Entries taken from a collection
---------------

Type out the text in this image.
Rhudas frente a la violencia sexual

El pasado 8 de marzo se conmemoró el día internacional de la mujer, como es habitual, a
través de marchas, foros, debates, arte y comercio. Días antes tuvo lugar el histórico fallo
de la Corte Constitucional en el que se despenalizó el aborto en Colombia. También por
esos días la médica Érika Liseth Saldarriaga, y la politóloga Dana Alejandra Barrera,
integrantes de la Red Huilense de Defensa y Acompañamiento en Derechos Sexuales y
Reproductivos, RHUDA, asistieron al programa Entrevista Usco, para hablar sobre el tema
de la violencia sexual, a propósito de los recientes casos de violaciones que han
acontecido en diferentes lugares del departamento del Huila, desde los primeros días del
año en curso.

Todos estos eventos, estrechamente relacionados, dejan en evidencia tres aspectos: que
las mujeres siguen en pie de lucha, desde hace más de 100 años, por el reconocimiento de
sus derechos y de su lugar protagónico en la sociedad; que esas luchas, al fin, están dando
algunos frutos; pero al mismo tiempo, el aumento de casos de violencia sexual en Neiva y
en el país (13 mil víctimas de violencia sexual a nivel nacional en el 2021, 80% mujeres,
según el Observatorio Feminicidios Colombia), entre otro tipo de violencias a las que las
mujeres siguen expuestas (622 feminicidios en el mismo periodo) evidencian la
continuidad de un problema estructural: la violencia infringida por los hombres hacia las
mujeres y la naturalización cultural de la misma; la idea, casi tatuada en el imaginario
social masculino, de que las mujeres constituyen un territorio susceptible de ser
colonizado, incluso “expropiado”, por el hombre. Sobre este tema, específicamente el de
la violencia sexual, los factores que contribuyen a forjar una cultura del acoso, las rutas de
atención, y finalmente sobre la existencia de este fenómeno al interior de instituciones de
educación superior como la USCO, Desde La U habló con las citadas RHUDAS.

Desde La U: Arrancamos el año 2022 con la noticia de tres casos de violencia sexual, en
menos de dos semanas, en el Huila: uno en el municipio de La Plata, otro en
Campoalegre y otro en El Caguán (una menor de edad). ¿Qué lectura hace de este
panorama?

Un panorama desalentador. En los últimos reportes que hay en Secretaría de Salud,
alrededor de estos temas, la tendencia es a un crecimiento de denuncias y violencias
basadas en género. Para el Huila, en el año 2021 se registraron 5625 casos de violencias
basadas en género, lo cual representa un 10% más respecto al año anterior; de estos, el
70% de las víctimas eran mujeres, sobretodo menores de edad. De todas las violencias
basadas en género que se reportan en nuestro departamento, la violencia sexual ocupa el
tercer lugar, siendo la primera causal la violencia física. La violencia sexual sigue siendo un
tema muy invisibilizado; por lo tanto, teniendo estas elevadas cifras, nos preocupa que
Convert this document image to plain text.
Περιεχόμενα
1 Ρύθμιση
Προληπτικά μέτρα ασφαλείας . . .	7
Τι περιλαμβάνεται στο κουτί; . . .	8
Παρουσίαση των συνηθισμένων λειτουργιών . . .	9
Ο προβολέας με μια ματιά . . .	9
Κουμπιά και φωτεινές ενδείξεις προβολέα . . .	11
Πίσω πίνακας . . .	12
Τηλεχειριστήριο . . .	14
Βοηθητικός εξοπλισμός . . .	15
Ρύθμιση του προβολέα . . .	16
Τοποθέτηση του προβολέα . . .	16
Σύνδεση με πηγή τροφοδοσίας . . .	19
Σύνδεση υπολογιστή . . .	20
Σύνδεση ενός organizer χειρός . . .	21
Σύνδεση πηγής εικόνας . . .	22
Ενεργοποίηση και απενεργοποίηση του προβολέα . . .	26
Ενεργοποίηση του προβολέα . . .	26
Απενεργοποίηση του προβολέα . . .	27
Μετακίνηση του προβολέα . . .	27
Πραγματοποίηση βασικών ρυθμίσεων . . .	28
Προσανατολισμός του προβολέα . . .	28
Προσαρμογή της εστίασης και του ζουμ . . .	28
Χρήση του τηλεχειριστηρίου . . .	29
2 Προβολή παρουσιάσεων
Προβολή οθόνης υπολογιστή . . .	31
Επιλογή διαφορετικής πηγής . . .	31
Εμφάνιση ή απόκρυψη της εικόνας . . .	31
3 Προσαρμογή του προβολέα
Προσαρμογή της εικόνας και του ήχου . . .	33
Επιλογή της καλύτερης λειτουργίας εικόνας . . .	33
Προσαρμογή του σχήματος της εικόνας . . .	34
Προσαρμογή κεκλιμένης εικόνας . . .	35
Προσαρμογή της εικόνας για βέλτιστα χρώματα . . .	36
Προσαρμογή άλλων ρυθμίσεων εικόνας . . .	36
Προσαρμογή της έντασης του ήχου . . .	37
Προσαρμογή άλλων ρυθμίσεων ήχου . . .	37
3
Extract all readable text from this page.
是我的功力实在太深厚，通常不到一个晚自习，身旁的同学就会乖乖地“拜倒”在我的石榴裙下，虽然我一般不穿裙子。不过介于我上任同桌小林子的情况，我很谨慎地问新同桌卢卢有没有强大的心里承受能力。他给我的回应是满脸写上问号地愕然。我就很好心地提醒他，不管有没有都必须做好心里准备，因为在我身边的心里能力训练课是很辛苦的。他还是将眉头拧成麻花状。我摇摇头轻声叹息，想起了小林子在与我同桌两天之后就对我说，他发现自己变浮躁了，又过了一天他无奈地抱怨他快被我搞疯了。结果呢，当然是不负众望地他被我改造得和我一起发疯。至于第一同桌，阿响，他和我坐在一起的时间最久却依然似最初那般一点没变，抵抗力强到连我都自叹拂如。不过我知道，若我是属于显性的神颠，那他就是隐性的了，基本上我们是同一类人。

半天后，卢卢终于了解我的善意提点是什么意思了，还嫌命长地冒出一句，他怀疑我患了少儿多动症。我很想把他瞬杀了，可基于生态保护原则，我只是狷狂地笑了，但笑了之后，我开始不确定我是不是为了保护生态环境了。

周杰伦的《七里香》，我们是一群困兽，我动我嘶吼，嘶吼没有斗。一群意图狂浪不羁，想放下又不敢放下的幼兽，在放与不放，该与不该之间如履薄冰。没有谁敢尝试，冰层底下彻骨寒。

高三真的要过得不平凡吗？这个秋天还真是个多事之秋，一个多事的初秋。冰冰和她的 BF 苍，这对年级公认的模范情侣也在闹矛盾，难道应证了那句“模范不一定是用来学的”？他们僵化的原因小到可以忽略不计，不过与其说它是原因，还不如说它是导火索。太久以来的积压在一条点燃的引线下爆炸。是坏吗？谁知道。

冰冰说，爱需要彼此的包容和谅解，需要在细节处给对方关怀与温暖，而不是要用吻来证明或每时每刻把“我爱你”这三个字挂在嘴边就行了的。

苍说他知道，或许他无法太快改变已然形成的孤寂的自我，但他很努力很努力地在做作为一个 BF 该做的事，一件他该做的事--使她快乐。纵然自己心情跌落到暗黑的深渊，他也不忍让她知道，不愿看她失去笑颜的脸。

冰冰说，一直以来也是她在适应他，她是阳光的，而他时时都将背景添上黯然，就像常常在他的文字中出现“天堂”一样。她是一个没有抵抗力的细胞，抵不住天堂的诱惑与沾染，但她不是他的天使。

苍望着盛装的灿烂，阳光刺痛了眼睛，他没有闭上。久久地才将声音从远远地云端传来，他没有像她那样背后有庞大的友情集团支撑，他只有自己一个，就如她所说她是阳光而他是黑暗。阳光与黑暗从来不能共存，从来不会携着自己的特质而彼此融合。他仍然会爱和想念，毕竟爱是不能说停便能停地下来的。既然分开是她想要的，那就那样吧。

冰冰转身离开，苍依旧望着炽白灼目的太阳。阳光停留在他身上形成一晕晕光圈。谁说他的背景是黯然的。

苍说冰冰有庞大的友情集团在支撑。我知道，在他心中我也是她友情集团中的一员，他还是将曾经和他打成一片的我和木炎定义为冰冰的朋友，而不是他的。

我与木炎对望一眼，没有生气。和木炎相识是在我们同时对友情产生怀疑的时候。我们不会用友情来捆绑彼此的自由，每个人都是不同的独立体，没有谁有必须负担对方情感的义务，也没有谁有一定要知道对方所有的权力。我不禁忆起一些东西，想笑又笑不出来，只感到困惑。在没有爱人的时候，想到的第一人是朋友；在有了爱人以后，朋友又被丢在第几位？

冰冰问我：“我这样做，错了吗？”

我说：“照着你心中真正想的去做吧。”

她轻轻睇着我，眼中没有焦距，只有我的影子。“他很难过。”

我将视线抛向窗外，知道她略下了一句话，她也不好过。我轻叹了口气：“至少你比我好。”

---------------

:: Goal ::
Read through the entries and copy every line that includes "εικόνας".

:: Full answer ::
Σύνδεση πηγής εικόνας . . .	22
Εμφάνιση ή απόκρυψη της εικόνας . . .	31
Προσαρμογή της εικόνας και του ήχου . . .	33
Επιλογή της καλύτερης λειτουργίας εικόνας . . .	33
Προσαρμογή του σχήματος της εικόνας . . .	34
Προσαρμογή κεκλιμένης εικόνας . . .	35
Προσαρμογή της εικόνας για βέλτιστα χρώματα . . .	36
Προσαρμογή άλλων ρυθμίσεων εικόνας . . .	36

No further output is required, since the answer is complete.